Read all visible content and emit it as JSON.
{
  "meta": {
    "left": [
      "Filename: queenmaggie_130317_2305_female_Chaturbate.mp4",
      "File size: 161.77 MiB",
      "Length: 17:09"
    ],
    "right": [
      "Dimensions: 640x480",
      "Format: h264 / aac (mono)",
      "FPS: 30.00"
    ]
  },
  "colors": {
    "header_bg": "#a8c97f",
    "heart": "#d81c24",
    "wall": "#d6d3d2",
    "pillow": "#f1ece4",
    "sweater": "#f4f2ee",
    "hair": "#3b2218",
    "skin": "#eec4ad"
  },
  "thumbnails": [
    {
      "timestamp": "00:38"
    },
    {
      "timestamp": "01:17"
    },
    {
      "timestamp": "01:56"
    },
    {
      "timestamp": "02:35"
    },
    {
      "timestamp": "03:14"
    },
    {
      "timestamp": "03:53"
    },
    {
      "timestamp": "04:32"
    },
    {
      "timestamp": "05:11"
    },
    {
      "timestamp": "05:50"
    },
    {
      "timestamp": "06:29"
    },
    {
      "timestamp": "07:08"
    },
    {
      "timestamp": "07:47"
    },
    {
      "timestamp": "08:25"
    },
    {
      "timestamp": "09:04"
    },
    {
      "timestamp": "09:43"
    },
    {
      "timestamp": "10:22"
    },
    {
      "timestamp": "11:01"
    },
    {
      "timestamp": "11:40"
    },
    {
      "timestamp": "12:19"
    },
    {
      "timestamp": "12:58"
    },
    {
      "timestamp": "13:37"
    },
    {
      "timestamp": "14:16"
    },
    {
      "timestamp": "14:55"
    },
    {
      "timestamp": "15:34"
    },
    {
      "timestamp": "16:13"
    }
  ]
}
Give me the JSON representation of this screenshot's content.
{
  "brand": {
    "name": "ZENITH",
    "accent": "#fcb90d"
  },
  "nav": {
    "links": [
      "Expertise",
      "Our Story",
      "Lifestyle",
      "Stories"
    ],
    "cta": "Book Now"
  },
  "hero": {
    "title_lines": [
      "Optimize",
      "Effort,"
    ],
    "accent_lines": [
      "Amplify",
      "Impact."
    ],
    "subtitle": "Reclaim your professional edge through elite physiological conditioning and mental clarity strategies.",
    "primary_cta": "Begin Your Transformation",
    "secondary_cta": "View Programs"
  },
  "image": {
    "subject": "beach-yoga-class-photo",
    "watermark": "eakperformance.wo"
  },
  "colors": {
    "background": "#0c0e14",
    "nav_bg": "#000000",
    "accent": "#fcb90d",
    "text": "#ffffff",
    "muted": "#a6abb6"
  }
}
····················
REQUIRED WORK:
Reproduce the complete data exactly as presented above.

EXERCISE OUTPUT:
Read all visible content and emit it as JSON.
{
  "meta": {
    "left": [
      "Filename: queenmaggie_130317_2305_female_Chaturbate.mp4",
      "File size: 161.77 MiB",
      "Length: 17:09"
    ],
    "right": [
      "Dimensions: 640x480",
      "Format: h264 / aac (mono)",
      "FPS: 30.00"
    ]
  },
  "colors": {
    "header_bg": "#a8c97f",
    "heart": "#d81c24",
    "wall": "#d6d3d2",
    "pillow": "#f1ece4",
    "sweater": "#f4f2ee",
    "hair": "#3b2218",
    "skin": "#eec4ad"
  },
  "thumbnails": [
    {
      "timestamp": "00:38"
    },
    {
      "timestamp": "01:17"
    },
    {
      "timestamp": "01:56"
    },
    {
      "timestamp": "02:35"
    },
    {
      "timestamp": "03:14"
    },
    {
      "timestamp": "03:53"
    },
    {
      "timestamp": "04:32"
    },
    {
      "timestamp": "05:11"
    },
    {
      "timestamp": "05:50"
    },
    {
      "timestamp": "06:29"
    },
    {
      "timestamp": "07:08"
    },
    {
      "timestamp": "07:47"
    },
    {
      "timestamp": "08:25"
    },
    {
      "timestamp": "09:04"
    },
    {
      "timestamp": "09:43"
    },
    {
      "timestamp": "10:22"
    },
    {
      "timestamp": "11:01"
    },
    {
      "timestamp": "11:40"
    },
    {
      "timestamp": "12:19"
    },
    {
      "timestamp": "12:58"
    },
    {
      "timestamp": "13:37"
    },
    {
      "timestamp": "14:16"
    },
    {
      "timestamp": "14:55"
    },
    {
      "timestamp": "15:34"
    },
    {
      "timestamp": "16:13"
    }
  ]
}
Give me the JSON representation of this screenshot's content.
{
  "brand": {
    "name": "ZENITH",
    "accent": "#fcb90d"
  },
  "nav": {
    "links": [
      "Expertise",
      "Our Story",
      "Lifestyle",
      "Stories"
    ],
    "cta": "Book Now"
  },
  "hero": {
    "title_lines": [
      "Optimize",
      "Effort,"
    ],
    "accent_lines": [
      "Amplify",
      "Impact."
    ],
    "subtitle": "Reclaim your professional edge through elite physiological conditioning and mental clarity strategies.",
    "primary_cta": "Begin Your Transformation",
    "secondary_cta": "View Programs"
  },
  "image": {
    "subject": "beach-yoga-class-photo",
    "watermark": "eakperformance.wo"
  },
  "colors": {
    "background": "#0c0e14",
    "nav_bg": "#000000",
    "accent": "#fcb90d",
    "text": "#ffffff",
    "muted": "#a6abb6"
  }
}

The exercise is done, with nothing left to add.